------ EXCERTO DO DOCUMENTO ------
Pressupostos da indemnização de clientela
No que
aos pressupostos materiais da figura em mérito diz respeito, há que analisar
atentamente o artigo 33.º do Decreto-Lei n.º 178/86, assim como o aditamento
feito pelo Decreto-Lei n.º 118/93 de 13 de Abril. Tais pressupostos, que ora me
proponho a analisar, são pressupostos materiais da atribuição da indemnização
de clientela ao agente, por contraposição ao pressuposto formal que é a
cessação do contrato de agência, que analisarei infra.
Assim,
serão três os pressupostos da indemnização de clientela, previstos nas alíneas
do artigo 33.º, número 1, dos diplomas em análise.
Começando
por referir a alínea a) do artigo mencionado, será pressuposto material da
indemnização de clientela o facto de o agente ter angariado novos clientes
para o principal no contrato de agência, assim como ter aumentado
substancialmente o volume de negócios com outros clientes já existentes.
Ora, Carlos Barata[15] tem
entendido o primeiro facto como uma “transferência
de clientela”, já que o principal no contrato de agência tem os respetivos
clientes devido a ações e prestações do agente, no âmbito do contrato,
beneficiando então economicamente de tal situação, independentemente da via
utilizada, pelo agente, para tal aumento do volume de negócios[16]. Alguns
autores, como Carolina Cunha, entendem que independentemente do real acréscimo
do volume negocial do principal no contrato de agência, a angariação de novos
clientes pelo agente bastará para que seja preenchido este pressuposto. No
entanto, tal preenchimento deve sempre resultar, de facto, de uma prestação do
agente, ainda que concorrendo com outros fatores[17].
------
INSTRUÇÃO ESCRITA A: Transcreva sem qualquer alteração as linhas da listagem, desde o início até à linha que contém "dialog-add-devices-button[interactable]: Add Devices", ambas incluídas.
------ REGISTOS EM BRUTO ------
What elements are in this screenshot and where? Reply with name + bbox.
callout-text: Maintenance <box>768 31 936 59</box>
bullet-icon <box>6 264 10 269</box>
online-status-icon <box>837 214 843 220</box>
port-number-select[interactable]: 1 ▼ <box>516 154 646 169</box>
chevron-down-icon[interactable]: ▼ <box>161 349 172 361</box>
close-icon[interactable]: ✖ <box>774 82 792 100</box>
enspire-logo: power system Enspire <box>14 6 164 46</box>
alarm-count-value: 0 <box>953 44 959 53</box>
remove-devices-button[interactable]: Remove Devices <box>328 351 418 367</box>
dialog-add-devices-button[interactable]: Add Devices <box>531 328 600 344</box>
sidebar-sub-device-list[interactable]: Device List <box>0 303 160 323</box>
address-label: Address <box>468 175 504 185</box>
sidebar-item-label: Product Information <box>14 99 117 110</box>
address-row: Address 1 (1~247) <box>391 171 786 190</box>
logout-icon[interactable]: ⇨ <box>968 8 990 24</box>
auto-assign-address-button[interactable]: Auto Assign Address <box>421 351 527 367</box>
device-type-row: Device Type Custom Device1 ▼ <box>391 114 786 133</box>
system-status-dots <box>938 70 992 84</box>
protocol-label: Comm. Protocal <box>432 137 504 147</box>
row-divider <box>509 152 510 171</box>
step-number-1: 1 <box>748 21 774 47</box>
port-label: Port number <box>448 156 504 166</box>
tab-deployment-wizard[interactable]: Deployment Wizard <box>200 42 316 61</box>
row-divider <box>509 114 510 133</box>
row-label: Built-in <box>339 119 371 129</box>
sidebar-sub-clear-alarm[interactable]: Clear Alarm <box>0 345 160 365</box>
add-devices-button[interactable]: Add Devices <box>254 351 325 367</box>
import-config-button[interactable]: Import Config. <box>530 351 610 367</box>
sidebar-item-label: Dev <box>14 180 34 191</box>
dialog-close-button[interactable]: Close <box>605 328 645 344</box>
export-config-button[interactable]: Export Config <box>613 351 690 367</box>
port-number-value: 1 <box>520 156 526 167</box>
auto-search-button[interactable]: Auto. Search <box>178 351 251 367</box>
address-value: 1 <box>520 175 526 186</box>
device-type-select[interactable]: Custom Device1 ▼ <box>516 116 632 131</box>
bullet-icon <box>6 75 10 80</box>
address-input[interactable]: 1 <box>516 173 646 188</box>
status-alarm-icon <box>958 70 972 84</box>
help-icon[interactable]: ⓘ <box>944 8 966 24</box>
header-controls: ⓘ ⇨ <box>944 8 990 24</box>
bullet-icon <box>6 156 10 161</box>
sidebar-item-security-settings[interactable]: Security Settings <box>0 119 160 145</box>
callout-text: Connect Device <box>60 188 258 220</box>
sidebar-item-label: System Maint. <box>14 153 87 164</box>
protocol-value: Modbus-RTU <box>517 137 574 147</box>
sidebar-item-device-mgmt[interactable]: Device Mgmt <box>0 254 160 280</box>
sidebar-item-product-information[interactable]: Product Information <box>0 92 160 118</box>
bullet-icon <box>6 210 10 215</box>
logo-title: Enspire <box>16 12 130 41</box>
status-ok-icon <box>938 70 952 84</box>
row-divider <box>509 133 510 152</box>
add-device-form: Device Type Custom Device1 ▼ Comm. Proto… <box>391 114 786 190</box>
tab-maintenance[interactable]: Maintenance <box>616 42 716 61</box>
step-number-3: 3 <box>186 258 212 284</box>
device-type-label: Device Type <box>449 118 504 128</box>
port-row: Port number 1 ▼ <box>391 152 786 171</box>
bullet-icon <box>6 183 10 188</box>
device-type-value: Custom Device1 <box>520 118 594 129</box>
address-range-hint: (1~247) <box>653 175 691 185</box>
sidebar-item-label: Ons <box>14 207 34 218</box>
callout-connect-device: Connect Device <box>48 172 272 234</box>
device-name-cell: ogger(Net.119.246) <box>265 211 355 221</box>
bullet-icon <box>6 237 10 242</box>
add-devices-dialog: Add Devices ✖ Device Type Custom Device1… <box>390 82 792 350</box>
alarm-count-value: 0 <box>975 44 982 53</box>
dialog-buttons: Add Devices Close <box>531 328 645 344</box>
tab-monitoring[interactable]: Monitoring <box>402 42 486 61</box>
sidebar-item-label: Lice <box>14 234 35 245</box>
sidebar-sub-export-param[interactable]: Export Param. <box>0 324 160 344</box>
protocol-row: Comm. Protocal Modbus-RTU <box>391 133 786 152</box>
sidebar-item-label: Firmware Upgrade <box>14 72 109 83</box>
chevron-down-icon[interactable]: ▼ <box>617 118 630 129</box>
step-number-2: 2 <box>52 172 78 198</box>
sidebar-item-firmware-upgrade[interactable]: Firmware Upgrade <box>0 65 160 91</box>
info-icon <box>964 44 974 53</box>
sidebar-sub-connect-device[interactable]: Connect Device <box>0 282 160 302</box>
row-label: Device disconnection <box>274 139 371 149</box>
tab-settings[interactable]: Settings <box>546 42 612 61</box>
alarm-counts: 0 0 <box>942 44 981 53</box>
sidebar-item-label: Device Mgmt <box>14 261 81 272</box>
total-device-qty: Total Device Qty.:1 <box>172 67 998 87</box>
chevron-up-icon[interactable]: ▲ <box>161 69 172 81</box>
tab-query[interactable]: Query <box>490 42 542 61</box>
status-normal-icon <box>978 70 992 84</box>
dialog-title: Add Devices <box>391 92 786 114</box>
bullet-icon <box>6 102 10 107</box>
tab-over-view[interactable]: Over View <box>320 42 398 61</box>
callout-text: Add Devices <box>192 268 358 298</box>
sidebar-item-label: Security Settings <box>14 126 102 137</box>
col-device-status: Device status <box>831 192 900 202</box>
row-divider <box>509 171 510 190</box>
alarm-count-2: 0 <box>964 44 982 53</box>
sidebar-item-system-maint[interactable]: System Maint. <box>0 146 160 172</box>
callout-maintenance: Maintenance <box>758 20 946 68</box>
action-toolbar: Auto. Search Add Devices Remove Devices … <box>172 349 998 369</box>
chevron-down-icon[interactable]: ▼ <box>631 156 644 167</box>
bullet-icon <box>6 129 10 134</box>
------
INSTRUÇÃO ESCRITA B: Segundo o excerto sobre a indemnização de clientela, qual é o pressuposto formal da sua atribuição ao agente?

RESPOSTA COMPLETA A:
What elements are in this screenshot and where? Reply with name + bbox.
callout-text: Maintenance <box>768 31 936 59</box>
bullet-icon <box>6 264 10 269</box>
online-status-icon <box>837 214 843 220</box>
port-number-select[interactable]: 1 ▼ <box>516 154 646 169</box>
chevron-down-icon[interactable]: ▼ <box>161 349 172 361</box>
close-icon[interactable]: ✖ <box>774 82 792 100</box>
enspire-logo: power system Enspire <box>14 6 164 46</box>
alarm-count-value: 0 <box>953 44 959 53</box>
remove-devices-button[interactable]: Remove Devices <box>328 351 418 367</box>
dialog-add-devices-button[interactable]: Add Devices <box>531 328 600 344</box>

RESPOSTA COMPLETA B: A cessação do contrato de agência.